Items from a document page collection
[Start of Attachment]

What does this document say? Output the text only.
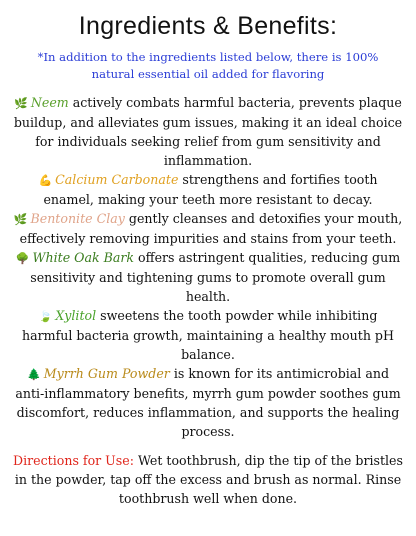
Ingredients & Benefits:

*In addition to the ingredients listed below, there is 100% natural essential oil added for flavoring

🌿 Neem actively combats harmful bacteria, prevents plaque buildup, and alleviates gum issues, making it an ideal choice for individuals seeking relief from gum sensitivity and inflammation.

💪 Calcium Carbonate strengthens and fortifies tooth enamel, making your teeth more resistant to decay.

🌿 Bentonite Clay gently cleanses and detoxifies your mouth, effectively removing impurities and stains from your teeth.

🌳 White Oak Bark offers astringent qualities, reducing gum sensitivity and tightening gums to promote overall gum health.

🍃 Xylitol sweetens the tooth powder while inhibiting harmful bacteria growth, maintaining a healthy mouth pH balance.

🌲 Myrrh Gum Powder is known for its antimicrobial and anti-inflammatory benefits, myrrh gum powder soothes gum discomfort, reduces inflammation, and supports the healing process.

Directions for Use: Wet toothbrush, dip the tip of the bristles in the powder, tap off the excess and brush as normal. Rinse toothbrush well when done.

[End of Attachment]

• [EXERCISE PROMPT] Each line of the data must be restated exactly, and the pictures must be left out.

• [TASK RESPONSE]
What does this document say? Output the text only.
Ingredients & Benefits:

*In addition to the ingredients listed below, there is 100% natural essential oil added for flavoring

🌿 Neem actively combats harmful bacteria, prevents plaque buildup, and alleviates gum issues, making it an ideal choice for individuals seeking relief from gum sensitivity and inflammation.

💪 Calcium Carbonate strengthens and fortifies tooth enamel, making your teeth more resistant to decay.

🌿 Bentonite Clay gently cleanses and detoxifies your mouth, effectively removing impurities and stains from your teeth.

🌳 White Oak Bark offers astringent qualities, reducing gum sensitivity and tightening gums to promote overall gum health.

🍃 Xylitol sweetens the tooth powder while inhibiting harmful bacteria growth, maintaining a healthy mouth pH balance.

🌲 Myrrh Gum Powder is known for its antimicrobial and anti-inflammatory benefits, myrrh gum powder soothes gum discomfort, reduces inflammation, and supports the healing process.

Directions for Use: Wet toothbrush, dip the tip of the bristles in the powder, tap off the excess and brush as normal. Rinse toothbrush well when done.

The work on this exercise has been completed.